→ **Challenge**: Which lines include the word "JSON"? Copy each of them.

(Records from a data collection)
++++++++++

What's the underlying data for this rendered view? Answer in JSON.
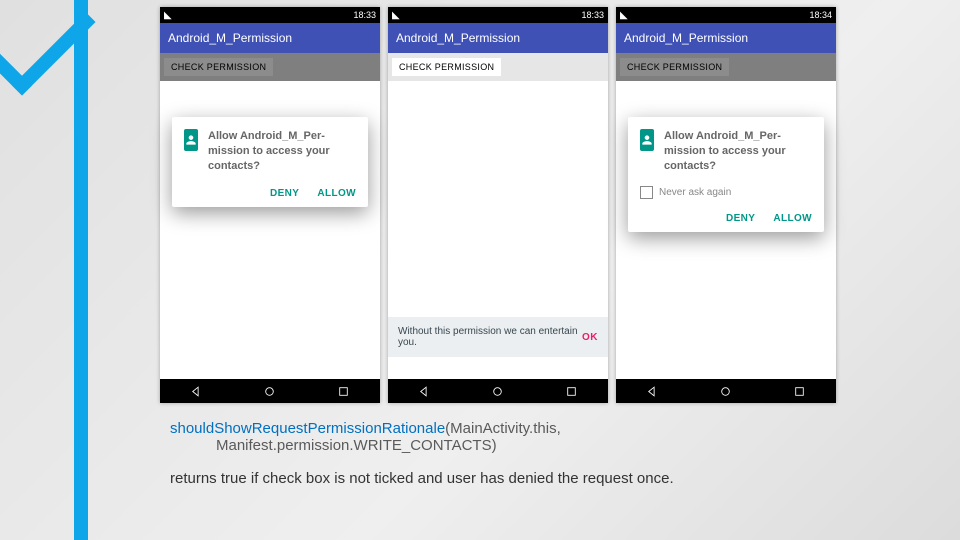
{
  "status": {
    "time1": "18:33",
    "time2": "18:33",
    "time3": "18:34"
  },
  "app": {
    "title": "Android_M_Permission"
  },
  "button": {
    "check": "CHECK PERMISSION"
  },
  "dialog": {
    "text": "Allow Android_M_Per-mission to access your contacts?",
    "deny": "DENY",
    "allow": "ALLOW",
    "neverask": "Never ask again"
  },
  "toast": {
    "msg": "Without this permission we can entertain you.",
    "ok": "OK"
  },
  "caption": {
    "method": "shouldShowRequestPermissionRationale",
    "args1": "(MainActivity.this,",
    "args2": "Manifest.permission.WRITE_CONTACTS)",
    "desc": "returns true if check box is not ticked and user has denied the request once."
  }
}
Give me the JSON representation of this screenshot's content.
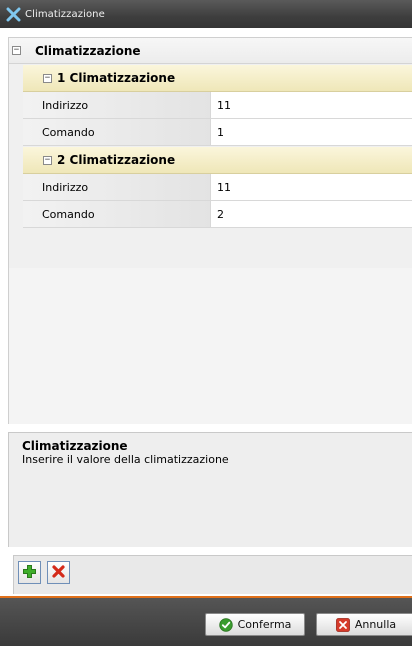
{
  "window": {
    "title": "Climatizzazione"
  },
  "grid": {
    "root_label": "Climatizzazione",
    "categories": [
      {
        "label": "1 Climatizzazione",
        "properties": [
          {
            "name": "Indirizzo",
            "value": "11"
          },
          {
            "name": "Comando",
            "value": "1"
          }
        ]
      },
      {
        "label": "2 Climatizzazione",
        "properties": [
          {
            "name": "Indirizzo",
            "value": "11"
          },
          {
            "name": "Comando",
            "value": "2"
          }
        ]
      }
    ]
  },
  "description": {
    "title": "Climatizzazione",
    "text": "Inserire il valore della climatizzazione"
  },
  "toolbar": {
    "add_icon": "plus-icon",
    "remove_icon": "x-icon"
  },
  "footer": {
    "confirm_label": "Conferma",
    "cancel_label": "Annulla"
  },
  "colors": {
    "accent": "#e0701a",
    "category_bg": "#f3edc8",
    "titlebar": "#444444"
  }
}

++++++++++

→ **Result below**:
What's the underlying data for this rendered view? Answer in JSON.
Give me the JSON representation of this screenshot's content.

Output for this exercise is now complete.